BEGIN Data supplied

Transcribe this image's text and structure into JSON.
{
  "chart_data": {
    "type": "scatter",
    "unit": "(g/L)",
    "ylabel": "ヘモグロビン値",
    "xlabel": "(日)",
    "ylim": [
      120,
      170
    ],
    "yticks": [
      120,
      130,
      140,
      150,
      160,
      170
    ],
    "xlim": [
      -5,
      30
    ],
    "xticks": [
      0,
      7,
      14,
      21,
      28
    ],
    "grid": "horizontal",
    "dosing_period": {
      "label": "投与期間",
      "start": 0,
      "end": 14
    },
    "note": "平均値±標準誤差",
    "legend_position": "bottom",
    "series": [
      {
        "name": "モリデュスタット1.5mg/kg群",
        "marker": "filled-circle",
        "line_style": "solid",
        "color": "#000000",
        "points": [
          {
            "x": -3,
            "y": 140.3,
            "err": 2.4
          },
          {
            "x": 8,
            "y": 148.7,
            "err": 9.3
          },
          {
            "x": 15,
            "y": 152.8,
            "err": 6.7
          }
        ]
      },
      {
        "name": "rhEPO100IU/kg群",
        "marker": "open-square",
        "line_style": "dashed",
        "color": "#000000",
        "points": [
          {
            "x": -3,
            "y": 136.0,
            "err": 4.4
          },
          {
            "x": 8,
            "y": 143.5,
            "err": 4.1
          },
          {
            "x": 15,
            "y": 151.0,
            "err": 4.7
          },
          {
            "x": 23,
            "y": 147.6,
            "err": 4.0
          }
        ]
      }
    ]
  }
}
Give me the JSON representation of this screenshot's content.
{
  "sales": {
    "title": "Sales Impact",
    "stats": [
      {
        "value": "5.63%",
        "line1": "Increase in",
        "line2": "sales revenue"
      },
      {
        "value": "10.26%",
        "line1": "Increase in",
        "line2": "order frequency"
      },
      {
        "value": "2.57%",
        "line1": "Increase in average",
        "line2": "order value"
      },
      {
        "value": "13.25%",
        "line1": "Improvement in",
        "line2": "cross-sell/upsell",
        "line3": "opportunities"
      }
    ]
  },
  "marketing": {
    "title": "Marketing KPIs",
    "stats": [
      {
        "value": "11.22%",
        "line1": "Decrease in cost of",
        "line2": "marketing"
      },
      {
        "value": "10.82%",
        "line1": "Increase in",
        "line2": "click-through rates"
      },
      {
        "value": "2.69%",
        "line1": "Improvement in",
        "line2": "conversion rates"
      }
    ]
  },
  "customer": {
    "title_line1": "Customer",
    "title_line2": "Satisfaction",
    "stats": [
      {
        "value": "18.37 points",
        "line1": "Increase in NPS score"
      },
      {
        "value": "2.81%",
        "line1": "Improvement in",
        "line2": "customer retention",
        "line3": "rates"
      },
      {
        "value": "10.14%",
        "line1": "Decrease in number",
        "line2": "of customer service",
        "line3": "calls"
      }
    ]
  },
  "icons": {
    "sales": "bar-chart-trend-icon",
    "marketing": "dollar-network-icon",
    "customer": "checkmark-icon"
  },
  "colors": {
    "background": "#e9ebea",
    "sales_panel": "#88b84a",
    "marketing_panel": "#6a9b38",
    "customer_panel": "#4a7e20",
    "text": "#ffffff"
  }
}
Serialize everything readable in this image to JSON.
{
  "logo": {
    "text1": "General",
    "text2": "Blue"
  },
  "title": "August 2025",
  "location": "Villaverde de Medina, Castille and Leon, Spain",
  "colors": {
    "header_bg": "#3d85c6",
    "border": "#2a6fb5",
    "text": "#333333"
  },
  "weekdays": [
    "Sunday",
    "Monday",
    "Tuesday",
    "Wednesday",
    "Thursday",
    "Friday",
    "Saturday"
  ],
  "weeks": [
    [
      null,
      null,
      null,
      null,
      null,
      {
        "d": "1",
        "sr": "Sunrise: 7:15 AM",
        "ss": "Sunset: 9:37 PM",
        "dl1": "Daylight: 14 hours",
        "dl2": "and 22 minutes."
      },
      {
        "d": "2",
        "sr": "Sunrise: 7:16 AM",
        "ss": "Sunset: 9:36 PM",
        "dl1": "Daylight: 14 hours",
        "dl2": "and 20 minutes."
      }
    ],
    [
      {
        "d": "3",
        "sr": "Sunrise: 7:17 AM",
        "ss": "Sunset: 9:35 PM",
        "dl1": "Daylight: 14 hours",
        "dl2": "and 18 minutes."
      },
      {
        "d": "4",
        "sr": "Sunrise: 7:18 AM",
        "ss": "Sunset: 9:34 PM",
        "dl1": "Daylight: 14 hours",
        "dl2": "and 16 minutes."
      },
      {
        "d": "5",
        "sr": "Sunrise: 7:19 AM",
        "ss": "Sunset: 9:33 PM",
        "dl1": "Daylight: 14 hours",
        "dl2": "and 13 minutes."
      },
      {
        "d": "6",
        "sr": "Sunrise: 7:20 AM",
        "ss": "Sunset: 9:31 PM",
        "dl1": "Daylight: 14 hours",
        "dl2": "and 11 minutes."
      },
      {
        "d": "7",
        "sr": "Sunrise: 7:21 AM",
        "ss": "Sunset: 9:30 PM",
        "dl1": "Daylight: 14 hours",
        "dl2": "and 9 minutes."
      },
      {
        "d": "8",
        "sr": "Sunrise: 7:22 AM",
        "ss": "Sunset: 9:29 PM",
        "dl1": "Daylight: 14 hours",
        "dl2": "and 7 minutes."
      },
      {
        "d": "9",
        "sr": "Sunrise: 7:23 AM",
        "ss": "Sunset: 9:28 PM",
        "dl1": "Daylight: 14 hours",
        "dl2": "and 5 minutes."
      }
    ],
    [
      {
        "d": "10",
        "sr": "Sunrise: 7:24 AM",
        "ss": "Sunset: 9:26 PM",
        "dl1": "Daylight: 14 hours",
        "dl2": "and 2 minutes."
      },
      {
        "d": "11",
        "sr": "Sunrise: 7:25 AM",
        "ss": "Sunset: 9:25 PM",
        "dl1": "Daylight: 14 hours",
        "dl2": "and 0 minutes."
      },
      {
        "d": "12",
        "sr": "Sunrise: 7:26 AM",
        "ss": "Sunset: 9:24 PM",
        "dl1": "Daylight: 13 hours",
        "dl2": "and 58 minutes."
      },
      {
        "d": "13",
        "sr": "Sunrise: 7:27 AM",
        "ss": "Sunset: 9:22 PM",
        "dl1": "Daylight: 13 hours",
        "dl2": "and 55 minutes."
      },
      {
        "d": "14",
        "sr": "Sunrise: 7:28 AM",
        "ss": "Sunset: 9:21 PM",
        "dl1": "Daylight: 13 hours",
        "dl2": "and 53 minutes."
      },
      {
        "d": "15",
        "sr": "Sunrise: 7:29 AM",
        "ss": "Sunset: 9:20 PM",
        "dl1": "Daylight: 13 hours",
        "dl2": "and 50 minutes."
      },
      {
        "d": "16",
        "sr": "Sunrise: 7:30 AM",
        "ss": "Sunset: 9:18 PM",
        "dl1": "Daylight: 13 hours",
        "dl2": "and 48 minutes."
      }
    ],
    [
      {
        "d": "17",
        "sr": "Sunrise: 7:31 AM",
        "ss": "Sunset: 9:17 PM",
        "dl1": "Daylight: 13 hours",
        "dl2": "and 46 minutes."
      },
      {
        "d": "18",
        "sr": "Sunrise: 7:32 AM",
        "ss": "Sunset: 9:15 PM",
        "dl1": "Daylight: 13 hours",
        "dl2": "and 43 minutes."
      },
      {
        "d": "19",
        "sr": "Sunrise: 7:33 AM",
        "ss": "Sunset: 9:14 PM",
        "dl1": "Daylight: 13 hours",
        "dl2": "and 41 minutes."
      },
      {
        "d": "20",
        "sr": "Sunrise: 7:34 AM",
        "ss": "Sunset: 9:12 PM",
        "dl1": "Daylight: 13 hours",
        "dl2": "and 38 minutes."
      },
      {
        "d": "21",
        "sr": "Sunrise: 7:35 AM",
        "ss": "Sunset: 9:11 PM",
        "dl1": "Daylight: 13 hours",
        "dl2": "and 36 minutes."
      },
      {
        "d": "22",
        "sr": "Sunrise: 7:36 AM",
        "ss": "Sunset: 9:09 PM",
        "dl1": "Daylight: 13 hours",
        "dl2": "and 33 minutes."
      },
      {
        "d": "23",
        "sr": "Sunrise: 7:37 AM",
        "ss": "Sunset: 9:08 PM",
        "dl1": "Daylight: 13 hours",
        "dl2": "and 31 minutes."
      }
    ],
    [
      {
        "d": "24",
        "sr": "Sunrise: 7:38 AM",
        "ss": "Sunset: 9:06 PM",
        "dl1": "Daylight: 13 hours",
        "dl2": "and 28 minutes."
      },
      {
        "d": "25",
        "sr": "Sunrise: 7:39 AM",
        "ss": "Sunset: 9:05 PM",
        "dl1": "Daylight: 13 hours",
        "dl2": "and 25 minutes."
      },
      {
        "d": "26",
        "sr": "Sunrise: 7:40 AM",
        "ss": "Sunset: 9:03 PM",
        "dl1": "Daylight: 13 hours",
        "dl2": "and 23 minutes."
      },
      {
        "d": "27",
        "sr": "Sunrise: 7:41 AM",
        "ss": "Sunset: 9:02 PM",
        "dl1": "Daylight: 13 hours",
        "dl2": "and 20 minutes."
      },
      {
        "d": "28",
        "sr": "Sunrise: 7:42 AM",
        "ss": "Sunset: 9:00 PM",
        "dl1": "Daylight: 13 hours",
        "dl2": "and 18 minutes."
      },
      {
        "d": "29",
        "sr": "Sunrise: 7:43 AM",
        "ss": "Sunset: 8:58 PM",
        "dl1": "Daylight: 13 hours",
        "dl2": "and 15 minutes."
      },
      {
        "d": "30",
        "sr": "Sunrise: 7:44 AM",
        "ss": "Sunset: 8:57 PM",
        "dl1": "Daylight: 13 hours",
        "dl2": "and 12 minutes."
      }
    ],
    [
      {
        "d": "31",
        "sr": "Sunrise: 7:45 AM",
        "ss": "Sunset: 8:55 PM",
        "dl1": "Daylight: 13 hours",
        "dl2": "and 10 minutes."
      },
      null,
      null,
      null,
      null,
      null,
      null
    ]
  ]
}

END Data supplied

Your task is to pick out every line with the string "JSON" and copy it.

# Complete response:
Transcribe this image's text and structure into JSON.
Give me the JSON representation of this screenshot's content.
Serialize everything readable in this image to JSON.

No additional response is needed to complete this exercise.